GIVEN TASK:
Where a line contains the word "unrelated", copy that line in full.
──────── DATASET RECORDS
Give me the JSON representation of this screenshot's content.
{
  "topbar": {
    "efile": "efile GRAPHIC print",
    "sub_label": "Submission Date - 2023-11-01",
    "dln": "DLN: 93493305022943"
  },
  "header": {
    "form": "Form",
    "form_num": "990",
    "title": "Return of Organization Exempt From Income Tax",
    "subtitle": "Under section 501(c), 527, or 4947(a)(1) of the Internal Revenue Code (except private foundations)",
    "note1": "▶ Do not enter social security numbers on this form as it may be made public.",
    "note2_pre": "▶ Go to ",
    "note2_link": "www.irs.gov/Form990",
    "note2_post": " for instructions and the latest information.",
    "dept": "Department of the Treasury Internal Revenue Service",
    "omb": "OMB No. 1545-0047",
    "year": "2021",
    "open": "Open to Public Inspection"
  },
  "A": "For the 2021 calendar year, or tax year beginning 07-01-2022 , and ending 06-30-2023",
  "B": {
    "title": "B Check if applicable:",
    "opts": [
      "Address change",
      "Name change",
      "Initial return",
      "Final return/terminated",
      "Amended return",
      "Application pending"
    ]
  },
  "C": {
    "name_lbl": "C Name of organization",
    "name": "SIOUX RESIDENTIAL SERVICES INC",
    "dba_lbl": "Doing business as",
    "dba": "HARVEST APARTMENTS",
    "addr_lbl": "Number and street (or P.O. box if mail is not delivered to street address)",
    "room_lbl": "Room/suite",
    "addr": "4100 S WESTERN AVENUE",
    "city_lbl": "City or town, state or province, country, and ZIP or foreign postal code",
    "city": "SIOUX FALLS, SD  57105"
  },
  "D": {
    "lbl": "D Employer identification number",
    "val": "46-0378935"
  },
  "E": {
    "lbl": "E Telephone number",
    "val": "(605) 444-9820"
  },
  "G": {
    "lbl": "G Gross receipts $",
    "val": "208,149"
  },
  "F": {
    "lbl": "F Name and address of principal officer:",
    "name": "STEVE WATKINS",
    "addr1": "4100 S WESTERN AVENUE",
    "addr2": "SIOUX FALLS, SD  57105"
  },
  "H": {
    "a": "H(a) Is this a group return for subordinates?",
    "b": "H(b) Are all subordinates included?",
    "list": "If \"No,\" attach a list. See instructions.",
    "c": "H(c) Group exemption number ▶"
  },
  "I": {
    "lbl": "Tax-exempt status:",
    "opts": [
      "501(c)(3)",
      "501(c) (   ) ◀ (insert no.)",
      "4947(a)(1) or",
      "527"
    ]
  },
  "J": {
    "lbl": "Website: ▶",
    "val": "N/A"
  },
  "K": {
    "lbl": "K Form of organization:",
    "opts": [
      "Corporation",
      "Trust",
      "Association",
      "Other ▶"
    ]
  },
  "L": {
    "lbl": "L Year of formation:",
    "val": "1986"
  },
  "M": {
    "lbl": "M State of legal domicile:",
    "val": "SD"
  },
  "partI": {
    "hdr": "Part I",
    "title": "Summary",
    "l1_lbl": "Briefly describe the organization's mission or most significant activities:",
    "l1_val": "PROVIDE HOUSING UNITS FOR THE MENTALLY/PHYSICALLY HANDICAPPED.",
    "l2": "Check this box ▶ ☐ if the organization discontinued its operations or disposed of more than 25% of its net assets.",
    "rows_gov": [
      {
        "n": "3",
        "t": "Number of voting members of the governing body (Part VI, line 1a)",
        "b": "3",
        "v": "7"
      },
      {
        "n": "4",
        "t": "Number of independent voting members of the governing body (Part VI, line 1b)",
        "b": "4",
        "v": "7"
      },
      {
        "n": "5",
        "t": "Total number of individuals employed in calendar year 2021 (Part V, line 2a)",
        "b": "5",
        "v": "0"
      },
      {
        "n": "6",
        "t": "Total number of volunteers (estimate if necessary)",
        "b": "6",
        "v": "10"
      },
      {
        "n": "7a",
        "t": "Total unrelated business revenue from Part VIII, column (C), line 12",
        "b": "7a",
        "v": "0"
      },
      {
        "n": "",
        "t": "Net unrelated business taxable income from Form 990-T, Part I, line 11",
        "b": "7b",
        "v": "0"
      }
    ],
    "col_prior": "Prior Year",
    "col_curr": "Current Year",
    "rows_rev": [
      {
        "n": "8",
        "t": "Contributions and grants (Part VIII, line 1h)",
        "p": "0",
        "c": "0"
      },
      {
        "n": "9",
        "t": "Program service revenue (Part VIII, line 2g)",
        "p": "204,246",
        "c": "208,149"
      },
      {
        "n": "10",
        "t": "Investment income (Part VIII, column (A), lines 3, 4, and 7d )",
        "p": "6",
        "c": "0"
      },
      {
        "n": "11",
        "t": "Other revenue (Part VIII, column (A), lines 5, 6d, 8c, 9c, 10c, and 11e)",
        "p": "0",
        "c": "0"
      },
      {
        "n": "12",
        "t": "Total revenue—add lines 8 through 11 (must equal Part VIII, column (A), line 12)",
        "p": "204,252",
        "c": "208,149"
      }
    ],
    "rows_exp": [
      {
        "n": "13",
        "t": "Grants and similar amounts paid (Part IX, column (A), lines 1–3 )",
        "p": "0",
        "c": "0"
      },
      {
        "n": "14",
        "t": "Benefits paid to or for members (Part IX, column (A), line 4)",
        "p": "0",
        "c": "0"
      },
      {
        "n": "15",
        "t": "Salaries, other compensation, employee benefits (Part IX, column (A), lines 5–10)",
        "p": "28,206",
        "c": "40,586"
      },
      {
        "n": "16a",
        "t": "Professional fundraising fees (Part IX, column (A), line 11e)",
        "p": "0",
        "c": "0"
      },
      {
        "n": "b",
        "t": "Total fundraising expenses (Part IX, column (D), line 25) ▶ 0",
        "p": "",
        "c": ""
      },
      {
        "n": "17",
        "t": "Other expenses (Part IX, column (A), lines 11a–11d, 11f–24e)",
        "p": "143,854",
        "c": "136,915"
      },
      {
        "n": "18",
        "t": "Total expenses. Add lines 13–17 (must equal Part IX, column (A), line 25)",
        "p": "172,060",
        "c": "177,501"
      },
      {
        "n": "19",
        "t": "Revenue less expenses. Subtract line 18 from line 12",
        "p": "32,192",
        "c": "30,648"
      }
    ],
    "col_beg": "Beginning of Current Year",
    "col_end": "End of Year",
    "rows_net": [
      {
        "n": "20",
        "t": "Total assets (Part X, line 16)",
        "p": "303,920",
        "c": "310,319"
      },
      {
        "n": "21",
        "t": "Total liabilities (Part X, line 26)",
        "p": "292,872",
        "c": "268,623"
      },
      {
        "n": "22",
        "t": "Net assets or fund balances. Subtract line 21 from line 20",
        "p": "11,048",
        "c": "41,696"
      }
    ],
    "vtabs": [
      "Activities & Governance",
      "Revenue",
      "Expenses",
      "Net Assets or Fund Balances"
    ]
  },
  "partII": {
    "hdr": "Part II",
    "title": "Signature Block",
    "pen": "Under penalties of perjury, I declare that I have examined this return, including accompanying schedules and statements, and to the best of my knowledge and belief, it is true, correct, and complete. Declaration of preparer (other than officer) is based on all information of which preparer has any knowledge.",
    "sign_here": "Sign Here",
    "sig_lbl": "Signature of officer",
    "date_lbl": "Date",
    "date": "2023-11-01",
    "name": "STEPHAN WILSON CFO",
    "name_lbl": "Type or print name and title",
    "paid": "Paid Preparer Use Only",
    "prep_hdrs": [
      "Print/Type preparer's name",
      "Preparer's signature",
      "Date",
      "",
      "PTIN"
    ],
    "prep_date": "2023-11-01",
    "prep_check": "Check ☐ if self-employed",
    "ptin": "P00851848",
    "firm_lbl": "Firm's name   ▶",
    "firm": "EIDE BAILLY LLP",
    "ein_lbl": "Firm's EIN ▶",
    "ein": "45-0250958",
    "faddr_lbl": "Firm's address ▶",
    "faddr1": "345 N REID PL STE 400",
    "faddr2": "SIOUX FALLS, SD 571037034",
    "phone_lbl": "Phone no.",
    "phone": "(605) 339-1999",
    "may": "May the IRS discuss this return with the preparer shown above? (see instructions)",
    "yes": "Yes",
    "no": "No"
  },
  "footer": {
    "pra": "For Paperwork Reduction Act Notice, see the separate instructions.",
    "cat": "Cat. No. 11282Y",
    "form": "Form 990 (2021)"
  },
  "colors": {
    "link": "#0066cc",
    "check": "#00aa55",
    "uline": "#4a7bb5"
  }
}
────────────────
WRITTEN SOLUTION:
        "t": "Total unrelated business revenue from Part VIII, column (C), line 12",
        "t": "Net unrelated business taxable income from Form 990-T, Part I, line 11",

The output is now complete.